- EXERCISE INPUT:

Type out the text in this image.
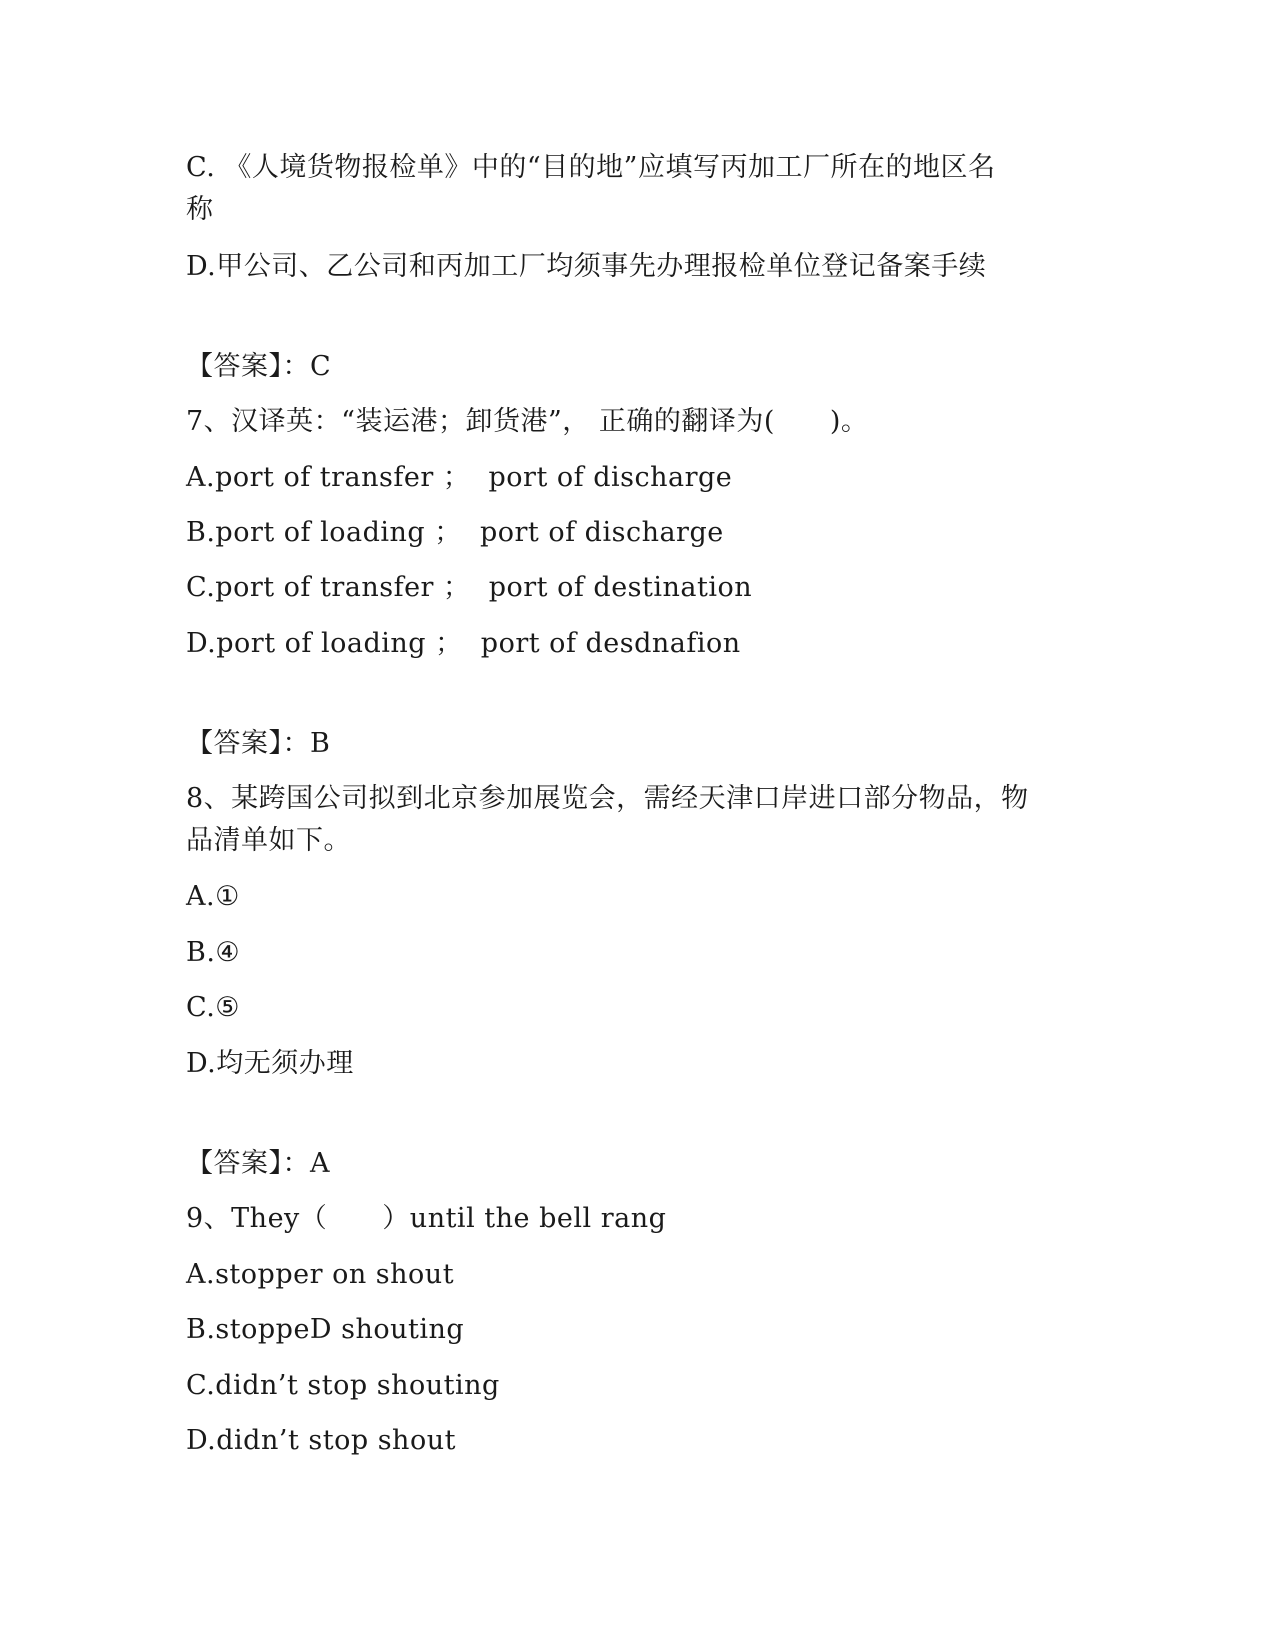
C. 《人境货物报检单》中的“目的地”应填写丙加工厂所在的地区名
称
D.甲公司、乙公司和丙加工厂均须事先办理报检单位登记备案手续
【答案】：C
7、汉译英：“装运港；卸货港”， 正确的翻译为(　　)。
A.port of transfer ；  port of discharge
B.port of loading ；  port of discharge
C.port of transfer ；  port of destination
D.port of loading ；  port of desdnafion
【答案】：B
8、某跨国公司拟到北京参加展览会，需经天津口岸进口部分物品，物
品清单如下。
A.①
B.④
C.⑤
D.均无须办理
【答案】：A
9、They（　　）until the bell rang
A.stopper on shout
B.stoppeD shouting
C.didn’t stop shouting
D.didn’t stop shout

---

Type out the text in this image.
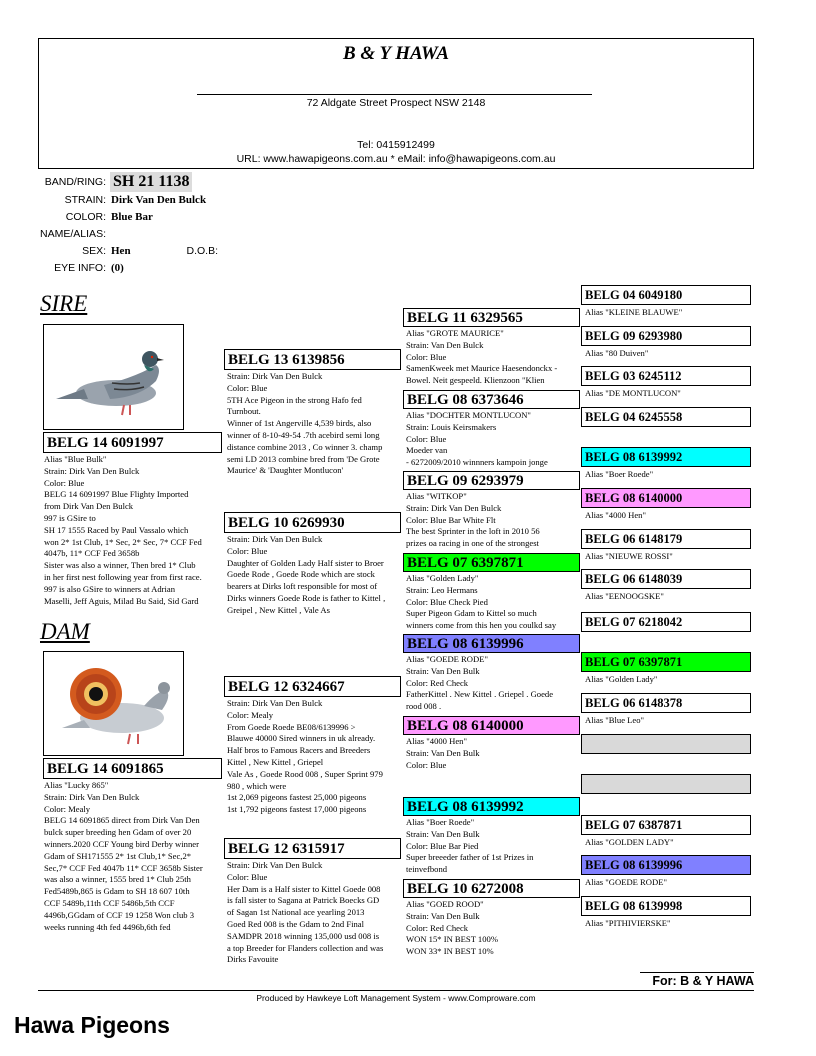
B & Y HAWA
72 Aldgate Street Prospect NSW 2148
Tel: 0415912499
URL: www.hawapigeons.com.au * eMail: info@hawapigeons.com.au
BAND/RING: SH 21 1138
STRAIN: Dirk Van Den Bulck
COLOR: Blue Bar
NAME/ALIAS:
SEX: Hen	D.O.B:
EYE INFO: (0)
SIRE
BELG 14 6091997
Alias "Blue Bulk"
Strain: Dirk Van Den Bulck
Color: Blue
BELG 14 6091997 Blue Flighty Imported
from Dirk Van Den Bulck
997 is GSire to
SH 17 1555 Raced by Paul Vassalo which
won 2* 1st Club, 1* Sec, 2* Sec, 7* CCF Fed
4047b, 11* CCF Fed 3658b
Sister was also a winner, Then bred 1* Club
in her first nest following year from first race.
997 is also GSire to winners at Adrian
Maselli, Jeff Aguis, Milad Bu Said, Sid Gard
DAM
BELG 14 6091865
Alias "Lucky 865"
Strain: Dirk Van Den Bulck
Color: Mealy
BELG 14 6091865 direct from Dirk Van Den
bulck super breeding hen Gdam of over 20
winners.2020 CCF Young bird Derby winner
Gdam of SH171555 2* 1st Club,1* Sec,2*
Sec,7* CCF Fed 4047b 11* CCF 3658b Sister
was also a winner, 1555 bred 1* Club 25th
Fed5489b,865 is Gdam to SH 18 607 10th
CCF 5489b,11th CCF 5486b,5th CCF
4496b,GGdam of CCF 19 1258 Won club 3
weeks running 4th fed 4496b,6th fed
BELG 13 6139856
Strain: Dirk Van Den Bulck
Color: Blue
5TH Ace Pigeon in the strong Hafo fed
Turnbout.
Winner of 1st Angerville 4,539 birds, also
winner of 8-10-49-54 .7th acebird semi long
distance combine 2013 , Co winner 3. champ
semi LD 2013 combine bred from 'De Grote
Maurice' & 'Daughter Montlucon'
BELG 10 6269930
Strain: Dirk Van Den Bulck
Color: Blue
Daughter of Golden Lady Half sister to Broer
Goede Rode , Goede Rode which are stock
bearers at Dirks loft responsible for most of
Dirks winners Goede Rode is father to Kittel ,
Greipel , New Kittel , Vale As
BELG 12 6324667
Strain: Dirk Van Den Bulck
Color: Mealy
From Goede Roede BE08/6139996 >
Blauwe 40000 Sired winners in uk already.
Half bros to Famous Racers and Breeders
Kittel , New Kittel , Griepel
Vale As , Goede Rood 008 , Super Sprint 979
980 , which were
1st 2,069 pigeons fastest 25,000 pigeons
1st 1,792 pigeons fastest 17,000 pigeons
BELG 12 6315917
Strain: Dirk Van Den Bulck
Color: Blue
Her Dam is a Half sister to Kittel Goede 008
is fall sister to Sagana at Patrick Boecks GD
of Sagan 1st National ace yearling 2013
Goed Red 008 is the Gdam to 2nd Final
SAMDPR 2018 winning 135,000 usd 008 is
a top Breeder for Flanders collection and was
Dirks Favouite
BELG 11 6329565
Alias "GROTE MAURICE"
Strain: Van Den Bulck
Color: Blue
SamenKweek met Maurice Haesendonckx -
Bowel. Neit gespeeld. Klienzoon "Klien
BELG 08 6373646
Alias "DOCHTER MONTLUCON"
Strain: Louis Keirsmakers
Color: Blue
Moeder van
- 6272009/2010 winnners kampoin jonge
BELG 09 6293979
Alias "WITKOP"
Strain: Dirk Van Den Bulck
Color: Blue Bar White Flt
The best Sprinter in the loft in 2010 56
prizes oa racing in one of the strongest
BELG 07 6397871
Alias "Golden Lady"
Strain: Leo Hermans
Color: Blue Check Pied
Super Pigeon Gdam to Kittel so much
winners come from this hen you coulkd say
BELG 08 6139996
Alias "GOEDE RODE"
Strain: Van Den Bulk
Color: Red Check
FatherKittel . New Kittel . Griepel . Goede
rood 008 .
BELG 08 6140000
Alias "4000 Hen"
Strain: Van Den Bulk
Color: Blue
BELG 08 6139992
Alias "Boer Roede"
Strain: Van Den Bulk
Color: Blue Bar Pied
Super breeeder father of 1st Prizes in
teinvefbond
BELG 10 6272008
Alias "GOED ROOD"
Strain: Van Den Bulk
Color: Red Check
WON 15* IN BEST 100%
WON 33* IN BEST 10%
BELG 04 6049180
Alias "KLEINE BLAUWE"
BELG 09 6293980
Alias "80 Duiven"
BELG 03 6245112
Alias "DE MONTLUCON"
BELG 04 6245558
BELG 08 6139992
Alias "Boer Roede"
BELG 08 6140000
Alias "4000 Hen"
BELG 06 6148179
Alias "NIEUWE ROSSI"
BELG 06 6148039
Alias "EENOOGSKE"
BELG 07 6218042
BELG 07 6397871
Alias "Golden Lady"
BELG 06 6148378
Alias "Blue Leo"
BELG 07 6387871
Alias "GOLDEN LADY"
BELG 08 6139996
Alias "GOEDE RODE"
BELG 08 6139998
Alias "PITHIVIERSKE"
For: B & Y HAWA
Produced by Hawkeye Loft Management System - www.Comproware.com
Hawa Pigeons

- WHAT IS REQUIRED: Each line in the entries above that includes the string "semi" should be extracted.

- WORKED ANSWER:
winner of 8-10-49-54 .7th acebird semi long
semi LD 2013 combine bred from 'De Grote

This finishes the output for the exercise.